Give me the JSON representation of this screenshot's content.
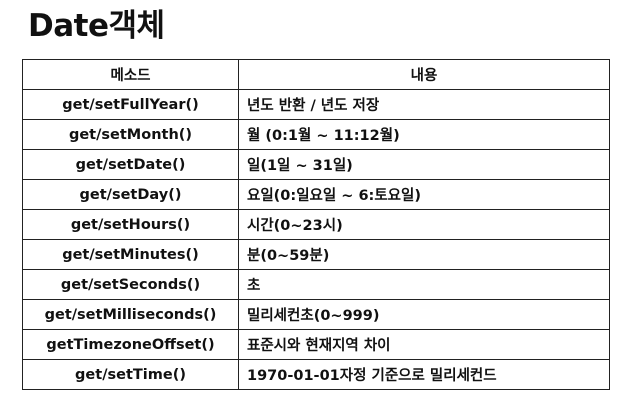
{
  "title": "Date객체",
  "table": {
    "headers": [
      "메소드",
      "내용"
    ],
    "rows": [
      [
        "get/setFullYear()",
        "년도 반환 / 년도 저장"
      ],
      [
        "get/setMonth()",
        "월 (0:1월 ~ 11:12월)"
      ],
      [
        "get/setDate()",
        "일(1일 ~ 31일)"
      ],
      [
        "get/setDay()",
        "요일(0:일요일 ~ 6:토요일)"
      ],
      [
        "get/setHours()",
        "시간(0~23시)"
      ],
      [
        "get/setMinutes()",
        "분(0~59분)"
      ],
      [
        "get/setSeconds()",
        "초"
      ],
      [
        "get/setMilliseconds()",
        "밀리세컨초(0~999)"
      ],
      [
        "getTimezoneOffset()",
        "표준시와 현재지역 차이"
      ],
      [
        "get/setTime()",
        "1970-01-01자정 기준으로 밀리세컨드"
      ]
    ]
  }
}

========================================================================

Written instruction:
In your copy of the listing above, reproduce each line exactly and omit all pictures.

Written reply:
Give me the JSON representation of this screenshot's content.
{
  "title": "Date객체",
  "table": {
    "headers": [
      "메소드",
      "내용"
    ],
    "rows": [
      [
        "get/setFullYear()",
        "년도 반환 / 년도 저장"
      ],
      [
        "get/setMonth()",
        "월 (0:1월 ~ 11:12월)"
      ],
      [
        "get/setDate()",
        "일(1일 ~ 31일)"
      ],
      [
        "get/setDay()",
        "요일(0:일요일 ~ 6:토요일)"
      ],
      [
        "get/setHours()",
        "시간(0~23시)"
      ],
      [
        "get/setMinutes()",
        "분(0~59분)"
      ],
      [
        "get/setSeconds()",
        "초"
      ],
      [
        "get/setMilliseconds()",
        "밀리세컨초(0~999)"
      ],
      [
        "getTimezoneOffset()",
        "표준시와 현재지역 차이"
      ],
      [
        "get/setTime()",
        "1970-01-01자정 기준으로 밀리세컨드"
      ]
    ]
  }
}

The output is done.